- **EXERCISE INSTRUCTIONS**: Return each entry exactly, with none missing.

- **INFORMATION PROVIDED**:
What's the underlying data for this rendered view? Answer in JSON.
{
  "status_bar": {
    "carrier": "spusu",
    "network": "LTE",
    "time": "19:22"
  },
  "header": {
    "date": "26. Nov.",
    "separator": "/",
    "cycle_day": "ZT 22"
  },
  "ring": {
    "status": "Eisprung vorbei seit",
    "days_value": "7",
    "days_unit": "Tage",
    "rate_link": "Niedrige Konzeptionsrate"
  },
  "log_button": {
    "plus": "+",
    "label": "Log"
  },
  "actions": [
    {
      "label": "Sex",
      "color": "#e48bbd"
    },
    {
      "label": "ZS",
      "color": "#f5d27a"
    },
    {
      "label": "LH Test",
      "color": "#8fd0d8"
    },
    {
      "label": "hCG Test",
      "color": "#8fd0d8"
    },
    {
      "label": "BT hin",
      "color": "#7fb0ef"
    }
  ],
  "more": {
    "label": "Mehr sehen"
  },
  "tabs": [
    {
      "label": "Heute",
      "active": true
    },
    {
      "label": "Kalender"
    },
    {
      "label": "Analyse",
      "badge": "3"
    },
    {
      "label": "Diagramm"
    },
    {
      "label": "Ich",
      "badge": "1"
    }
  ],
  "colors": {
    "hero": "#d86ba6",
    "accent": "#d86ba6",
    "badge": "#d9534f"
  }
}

- **SOLUTION BELOW**:
What's the underlying data for this rendered view? Answer in JSON.
{
  "status_bar": {
    "carrier": "spusu",
    "network": "LTE",
    "time": "19:22"
  },
  "header": {
    "date": "26. Nov.",
    "separator": "/",
    "cycle_day": "ZT 22"
  },
  "ring": {
    "status": "Eisprung vorbei seit",
    "days_value": "7",
    "days_unit": "Tage",
    "rate_link": "Niedrige Konzeptionsrate"
  },
  "log_button": {
    "plus": "+",
    "label": "Log"
  },
  "actions": [
    {
      "label": "Sex",
      "color": "#e48bbd"
    },
    {
      "label": "ZS",
      "color": "#f5d27a"
    },
    {
      "label": "LH Test",
      "color": "#8fd0d8"
    },
    {
      "label": "hCG Test",
      "color": "#8fd0d8"
    },
    {
      "label": "BT hin",
      "color": "#7fb0ef"
    }
  ],
  "more": {
    "label": "Mehr sehen"
  },
  "tabs": [
    {
      "label": "Heute",
      "active": true
    },
    {
      "label": "Kalender"
    },
    {
      "label": "Analyse",
      "badge": "3"
    },
    {
      "label": "Diagramm"
    },
    {
      "label": "Ich",
      "badge": "1"
    }
  ],
  "colors": {
    "hero": "#d86ba6",
    "accent": "#d86ba6",
    "badge": "#d9534f"
  }
}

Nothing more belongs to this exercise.